▶ What you need to do
Every record below should be printed exactly as it appears.

──────── Dataset records ────────

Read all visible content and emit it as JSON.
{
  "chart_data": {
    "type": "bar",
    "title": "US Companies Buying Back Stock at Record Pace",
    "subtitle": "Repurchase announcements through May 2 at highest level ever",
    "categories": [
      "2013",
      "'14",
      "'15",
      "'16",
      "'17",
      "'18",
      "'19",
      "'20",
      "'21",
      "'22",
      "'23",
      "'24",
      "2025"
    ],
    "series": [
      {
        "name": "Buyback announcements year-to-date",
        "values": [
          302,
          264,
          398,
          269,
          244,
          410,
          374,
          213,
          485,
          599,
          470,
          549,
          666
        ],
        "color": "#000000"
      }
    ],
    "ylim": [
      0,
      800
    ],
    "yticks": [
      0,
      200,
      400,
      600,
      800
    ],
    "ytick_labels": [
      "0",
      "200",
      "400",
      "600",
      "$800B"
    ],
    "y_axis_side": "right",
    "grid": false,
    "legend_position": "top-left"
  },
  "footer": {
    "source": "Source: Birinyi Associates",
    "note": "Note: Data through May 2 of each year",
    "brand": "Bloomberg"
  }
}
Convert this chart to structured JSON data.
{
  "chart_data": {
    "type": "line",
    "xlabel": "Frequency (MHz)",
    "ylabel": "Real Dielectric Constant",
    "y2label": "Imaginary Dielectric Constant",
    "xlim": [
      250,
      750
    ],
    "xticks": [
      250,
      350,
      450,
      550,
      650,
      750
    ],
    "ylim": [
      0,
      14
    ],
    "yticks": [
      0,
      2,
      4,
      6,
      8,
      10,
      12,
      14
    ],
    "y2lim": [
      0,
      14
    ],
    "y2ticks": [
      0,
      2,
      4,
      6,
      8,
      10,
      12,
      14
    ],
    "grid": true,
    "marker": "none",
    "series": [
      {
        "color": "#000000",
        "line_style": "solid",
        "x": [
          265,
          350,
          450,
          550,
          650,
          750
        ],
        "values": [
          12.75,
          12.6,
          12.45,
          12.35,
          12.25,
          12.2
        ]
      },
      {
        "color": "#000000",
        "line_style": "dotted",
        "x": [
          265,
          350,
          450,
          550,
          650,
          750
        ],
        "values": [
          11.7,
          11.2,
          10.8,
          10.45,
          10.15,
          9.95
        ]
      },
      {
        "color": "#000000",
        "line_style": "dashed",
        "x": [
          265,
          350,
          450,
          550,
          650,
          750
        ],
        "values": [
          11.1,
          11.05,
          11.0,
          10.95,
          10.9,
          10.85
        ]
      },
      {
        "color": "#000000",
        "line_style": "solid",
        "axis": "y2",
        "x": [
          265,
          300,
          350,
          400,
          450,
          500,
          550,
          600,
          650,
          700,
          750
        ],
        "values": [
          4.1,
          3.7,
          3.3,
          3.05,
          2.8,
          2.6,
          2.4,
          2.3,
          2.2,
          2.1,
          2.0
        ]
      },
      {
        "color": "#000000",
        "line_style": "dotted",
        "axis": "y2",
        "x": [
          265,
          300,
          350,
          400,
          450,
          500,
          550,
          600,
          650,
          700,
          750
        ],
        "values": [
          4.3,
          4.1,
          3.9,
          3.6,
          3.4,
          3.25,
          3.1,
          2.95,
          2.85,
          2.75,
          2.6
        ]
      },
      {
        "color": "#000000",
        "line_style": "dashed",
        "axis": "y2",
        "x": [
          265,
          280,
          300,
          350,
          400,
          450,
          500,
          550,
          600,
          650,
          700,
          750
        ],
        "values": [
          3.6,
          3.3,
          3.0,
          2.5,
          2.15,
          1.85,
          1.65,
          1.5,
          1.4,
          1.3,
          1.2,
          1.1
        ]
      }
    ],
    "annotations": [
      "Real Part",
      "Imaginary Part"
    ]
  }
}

────────

▶ Expected output
Read all visible content and emit it as JSON.
{
  "chart_data": {
    "type": "bar",
    "title": "US Companies Buying Back Stock at Record Pace",
    "subtitle": "Repurchase announcements through May 2 at highest level ever",
    "categories": [
      "2013",
      "'14",
      "'15",
      "'16",
      "'17",
      "'18",
      "'19",
      "'20",
      "'21",
      "'22",
      "'23",
      "'24",
      "2025"
    ],
    "series": [
      {
        "name": "Buyback announcements year-to-date",
        "values": [
          302,
          264,
          398,
          269,
          244,
          410,
          374,
          213,
          485,
          599,
          470,
          549,
          666
        ],
        "color": "#000000"
      }
    ],
    "ylim": [
      0,
      800
    ],
    "yticks": [
      0,
      200,
      400,
      600,
      800
    ],
    "ytick_labels": [
      "0",
      "200",
      "400",
      "600",
      "$800B"
    ],
    "y_axis_side": "right",
    "grid": false,
    "legend_position": "top-left"
  },
  "footer": {
    "source": "Source: Birinyi Associates",
    "note": "Note: Data through May 2 of each year",
    "brand": "Bloomberg"
  }
}
Convert this chart to structured JSON data.
{
  "chart_data": {
    "type": "line",
    "xlabel": "Frequency (MHz)",
    "ylabel": "Real Dielectric Constant",
    "y2label": "Imaginary Dielectric Constant",
    "xlim": [
      250,
      750
    ],
    "xticks": [
      250,
      350,
      450,
      550,
      650,
      750
    ],
    "ylim": [
      0,
      14
    ],
    "yticks": [
      0,
      2,
      4,
      6,
      8,
      10,
      12,
      14
    ],
    "y2lim": [
      0,
      14
    ],
    "y2ticks": [
      0,
      2,
      4,
      6,
      8,
      10,
      12,
      14
    ],
    "grid": true,
    "marker": "none",
    "series": [
      {
        "color": "#000000",
        "line_style": "solid",
        "x": [
          265,
          350,
          450,
          550,
          650,
          750
        ],
        "values": [
          12.75,
          12.6,
          12.45,
          12.35,
          12.25,
          12.2
        ]
      },
      {
        "color": "#000000",
        "line_style": "dotted",
        "x": [
          265,
          350,
          450,
          550,
          650,
          750
        ],
        "values": [
          11.7,
          11.2,
          10.8,
          10.45,
          10.15,
          9.95
        ]
      },
      {
        "color": "#000000",
        "line_style": "dashed",
        "x": [
          265,
          350,
          450,
          550,
          650,
          750
        ],
        "values": [
          11.1,
          11.05,
          11.0,
          10.95,
          10.9,
          10.85
        ]
      },
      {
        "color": "#000000",
        "line_style": "solid",
        "axis": "y2",
        "x": [
          265,
          300,
          350,
          400,
          450,
          500,
          550,
          600,
          650,
          700,
          750
        ],
        "values": [
          4.1,
          3.7,
          3.3,
          3.05,
          2.8,
          2.6,
          2.4,
          2.3,
          2.2,
          2.1,
          2.0
        ]
      },
      {
        "color": "#000000",
        "line_style": "dotted",
        "axis": "y2",
        "x": [
          265,
          300,
          350,
          400,
          450,
          500,
          550,
          600,
          650,
          700,
          750
        ],
        "values": [
          4.3,
          4.1,
          3.9,
          3.6,
          3.4,
          3.25,
          3.1,
          2.95,
          2.85,
          2.75,
          2.6
        ]
      },
      {
        "color": "#000000",
        "line_style": "dashed",
        "axis": "y2",
        "x": [
          265,
          280,
          300,
          350,
          400,
          450,
          500,
          550,
          600,
          650,
          700,
          750
        ],
        "values": [
          3.6,
          3.3,
          3.0,
          2.5,
          2.15,
          1.85,
          1.65,
          1.5,
          1.4,
          1.3,
          1.2,
          1.1
        ]
      }
    ],
    "annotations": [
      "Real Part",
      "Imaginary Part"
    ]
  }
}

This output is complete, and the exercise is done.